## Problem requirements
Copy the entries word for word, starting from their first line and ending after the line that contains "902, 143, 932]".

## Task inputs
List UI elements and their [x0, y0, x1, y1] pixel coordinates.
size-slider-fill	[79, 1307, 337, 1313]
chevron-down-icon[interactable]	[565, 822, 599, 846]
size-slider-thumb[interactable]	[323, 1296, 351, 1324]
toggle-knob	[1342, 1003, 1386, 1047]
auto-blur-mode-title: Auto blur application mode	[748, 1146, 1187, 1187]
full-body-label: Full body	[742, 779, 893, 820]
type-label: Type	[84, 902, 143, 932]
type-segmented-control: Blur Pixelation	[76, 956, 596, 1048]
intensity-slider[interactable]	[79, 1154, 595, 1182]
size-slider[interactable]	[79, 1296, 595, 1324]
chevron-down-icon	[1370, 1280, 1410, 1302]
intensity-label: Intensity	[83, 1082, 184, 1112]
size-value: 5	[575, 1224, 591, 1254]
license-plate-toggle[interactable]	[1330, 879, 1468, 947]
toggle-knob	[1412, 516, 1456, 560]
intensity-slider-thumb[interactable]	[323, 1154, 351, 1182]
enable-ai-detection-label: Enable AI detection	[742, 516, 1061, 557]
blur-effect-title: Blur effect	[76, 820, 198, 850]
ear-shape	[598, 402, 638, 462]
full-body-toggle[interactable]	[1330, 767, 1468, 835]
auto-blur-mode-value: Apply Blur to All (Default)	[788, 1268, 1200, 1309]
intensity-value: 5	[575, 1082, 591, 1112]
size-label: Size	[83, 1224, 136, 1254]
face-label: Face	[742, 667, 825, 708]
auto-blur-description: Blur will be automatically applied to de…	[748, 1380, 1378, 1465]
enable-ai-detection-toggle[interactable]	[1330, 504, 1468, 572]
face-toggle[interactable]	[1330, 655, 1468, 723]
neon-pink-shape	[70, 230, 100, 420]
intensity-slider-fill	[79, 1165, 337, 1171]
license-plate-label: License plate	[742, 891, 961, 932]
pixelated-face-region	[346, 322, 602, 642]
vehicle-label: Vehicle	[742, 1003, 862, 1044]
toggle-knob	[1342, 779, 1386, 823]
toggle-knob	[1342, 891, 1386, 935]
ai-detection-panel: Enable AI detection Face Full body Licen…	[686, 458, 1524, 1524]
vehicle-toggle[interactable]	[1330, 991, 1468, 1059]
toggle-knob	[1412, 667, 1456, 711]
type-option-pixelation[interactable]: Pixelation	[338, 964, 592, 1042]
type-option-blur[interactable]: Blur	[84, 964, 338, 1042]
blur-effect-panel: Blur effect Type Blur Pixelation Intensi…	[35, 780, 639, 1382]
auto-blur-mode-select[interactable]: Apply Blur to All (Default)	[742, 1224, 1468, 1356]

## Answer below
List UI elements and their [x0, y0, x1, y1] pixel coordinates.
size-slider-fill	[79, 1307, 337, 1313]
chevron-down-icon[interactable]	[565, 822, 599, 846]
size-slider-thumb[interactable]	[323, 1296, 351, 1324]
toggle-knob	[1342, 1003, 1386, 1047]
auto-blur-mode-title: Auto blur application mode	[748, 1146, 1187, 1187]
full-body-label: Full body	[742, 779, 893, 820]
type-label: Type	[84, 902, 143, 932]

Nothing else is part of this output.